_Required work_. Retype each line of the material exactly, please, skipping any picture in it.

_Data for processing_.
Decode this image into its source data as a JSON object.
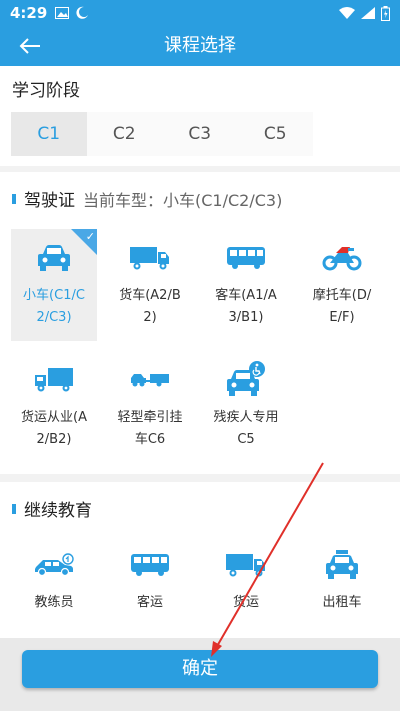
{
  "status_bar": {
    "time": "4:29",
    "icons": [
      "image-icon",
      "moon-icon",
      "wifi-icon",
      "signal-icon",
      "battery-icon"
    ]
  },
  "app_bar": {
    "title": "课程选择",
    "back_icon": "arrow-left-icon"
  },
  "stage": {
    "heading": "学习阶段",
    "tabs": [
      {
        "label": "C1",
        "active": true
      },
      {
        "label": "C2",
        "active": false
      },
      {
        "label": "C3",
        "active": false
      },
      {
        "label": "C5",
        "active": false
      }
    ]
  },
  "license": {
    "title": "驾驶证",
    "current": "当前车型：小车(C1/C2/C3)",
    "items": [
      {
        "label": "小车(C1/C2/C3)",
        "icon": "car-icon",
        "selected": true
      },
      {
        "label": "货车(A2/B2)",
        "icon": "truck-icon",
        "selected": false
      },
      {
        "label": "客车(A1/A3/B1)",
        "icon": "bus-icon",
        "selected": false
      },
      {
        "label": "摩托车(D/E/F)",
        "icon": "motorcycle-icon",
        "selected": false
      },
      {
        "label": "货运从业(A2/B2)",
        "icon": "cargo-truck-icon",
        "selected": false
      },
      {
        "label": "轻型牵引挂车C6",
        "icon": "trailer-icon",
        "selected": false
      },
      {
        "label": "残疾人专用C5",
        "icon": "accessible-car-icon",
        "selected": false
      }
    ]
  },
  "education": {
    "title": "继续教育",
    "items": [
      {
        "label": "教练员",
        "icon": "coach-car-icon"
      },
      {
        "label": "客运",
        "icon": "passenger-bus-icon"
      },
      {
        "label": "货运",
        "icon": "freight-truck-icon"
      },
      {
        "label": "出租车",
        "icon": "taxi-icon"
      }
    ]
  },
  "confirm": {
    "label": "确定"
  },
  "colors": {
    "primary": "#2a9ee0",
    "annotation_arrow": "#e0302a",
    "selected_bg": "#eeeeee"
  }
}
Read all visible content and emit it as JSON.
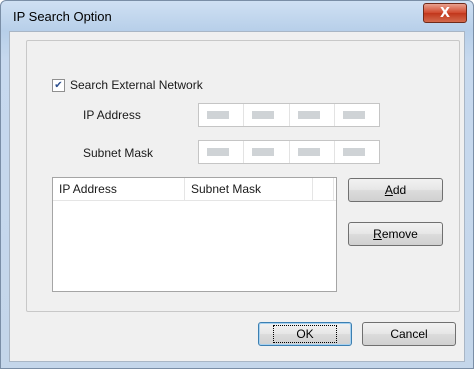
{
  "window": {
    "title": "IP Search Option",
    "close_label": "X"
  },
  "search_external": {
    "label": "Search External Network",
    "checked": true
  },
  "ip_address": {
    "label": "IP Address"
  },
  "subnet_mask": {
    "label": "Subnet Mask"
  },
  "table": {
    "columns": [
      "IP Address",
      "Subnet Mask",
      ""
    ]
  },
  "buttons": {
    "add": {
      "label": "Add",
      "mnemonic": "A",
      "rest": "dd"
    },
    "remove": {
      "label": "Remove",
      "mnemonic": "R",
      "rest": "emove"
    },
    "ok": "OK",
    "cancel": "Cancel"
  }
}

_Task output_.
Decode this image into its source data as a JSON object.
{
  "status_bar": {
    "time": "4:29",
    "icons": [
      "image-icon",
      "moon-icon",
      "wifi-icon",
      "signal-icon",
      "battery-icon"
    ]
  },
  "app_bar": {
    "title": "课程选择",
    "back_icon": "arrow-left-icon"
  },
  "stage": {
    "heading": "学习阶段",
    "tabs": [
      {
        "label": "C1",
        "active": true
      },
      {
        "label": "C2",
        "active": false
      },
      {
        "label": "C3",
        "active": false
      },
      {
        "label": "C5",
        "active": false
      }
    ]
  },
  "license": {
    "title": "驾驶证",
    "current": "当前车型：小车(C1/C2/C3)",
    "items": [
      {
        "label": "小车(C1/C2/C3)",
        "icon": "car-icon",
        "selected": true
      },
      {
        "label": "货车(A2/B2)",
        "icon": "truck-icon",
        "selected": false
      },
      {
        "label": "客车(A1/A3/B1)",
        "icon": "bus-icon",
        "selected": false
      },
      {
        "label": "摩托车(D/E/F)",
        "icon": "motorcycle-icon",
        "selected": false
      },
      {
        "label": "货运从业(A2/B2)",
        "icon": "cargo-truck-icon",
        "selected": false
      },
      {
        "label": "轻型牵引挂车C6",
        "icon": "trailer-icon",
        "selected": false
      },
      {
        "label": "残疾人专用C5",
        "icon": "accessible-car-icon",
        "selected": false
      }
    ]
  },
  "education": {
    "title": "继续教育",
    "items": [
      {
        "label": "教练员",
        "icon": "coach-car-icon"
      },
      {
        "label": "客运",
        "icon": "passenger-bus-icon"
      },
      {
        "label": "货运",
        "icon": "freight-truck-icon"
      },
      {
        "label": "出租车",
        "icon": "taxi-icon"
      }
    ]
  },
  "confirm": {
    "label": "确定"
  },
  "colors": {
    "primary": "#2a9ee0",
    "annotation_arrow": "#e0302a",
    "selected_bg": "#eeeeee"
  }
}
Read all visible content and emit it as JSON.
{
  "window": {
    "title": "IP Search Option",
    "close_label": "X"
  },
  "search_external": {
    "label": "Search External Network",
    "checked": true
  },
  "ip_address": {
    "label": "IP Address"
  },
  "subnet_mask": {
    "label": "Subnet Mask"
  },
  "table": {
    "columns": [
      "IP Address",
      "Subnet Mask",
      ""
    ]
  },
  "buttons": {
    "add": {
      "label": "Add",
      "mnemonic": "A",
      "rest": "dd"
    },
    "remove": {
      "label": "Remove",
      "mnemonic": "R",
      "rest": "emove"
    },
    "ok": "OK",
    "cancel": "Cancel"
  }
}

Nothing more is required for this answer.